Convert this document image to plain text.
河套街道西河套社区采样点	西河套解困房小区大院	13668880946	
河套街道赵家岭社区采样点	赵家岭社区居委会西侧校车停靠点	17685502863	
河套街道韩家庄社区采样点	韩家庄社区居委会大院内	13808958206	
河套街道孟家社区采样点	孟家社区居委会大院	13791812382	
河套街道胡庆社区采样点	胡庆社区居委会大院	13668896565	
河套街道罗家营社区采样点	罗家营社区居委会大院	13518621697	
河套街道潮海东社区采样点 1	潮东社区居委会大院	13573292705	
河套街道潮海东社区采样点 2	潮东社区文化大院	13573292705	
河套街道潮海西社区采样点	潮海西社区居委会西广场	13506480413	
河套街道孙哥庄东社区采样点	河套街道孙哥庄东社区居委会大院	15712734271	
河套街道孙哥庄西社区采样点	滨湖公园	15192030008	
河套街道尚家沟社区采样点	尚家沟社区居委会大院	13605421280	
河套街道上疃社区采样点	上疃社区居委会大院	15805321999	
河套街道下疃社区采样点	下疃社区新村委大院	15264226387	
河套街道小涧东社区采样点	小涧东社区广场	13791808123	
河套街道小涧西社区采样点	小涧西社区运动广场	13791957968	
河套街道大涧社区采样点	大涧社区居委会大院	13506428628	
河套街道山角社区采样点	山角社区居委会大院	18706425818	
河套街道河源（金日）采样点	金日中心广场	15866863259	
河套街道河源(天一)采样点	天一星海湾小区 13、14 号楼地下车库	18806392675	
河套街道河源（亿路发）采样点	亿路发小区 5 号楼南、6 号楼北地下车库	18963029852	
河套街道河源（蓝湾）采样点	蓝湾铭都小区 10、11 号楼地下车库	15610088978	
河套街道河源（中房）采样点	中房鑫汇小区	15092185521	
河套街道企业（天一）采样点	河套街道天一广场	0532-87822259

What needs to be done:
Count the lines that include the word "河套街道潮海东社区采样点" and state the result as a bare number.

Response to the task:
2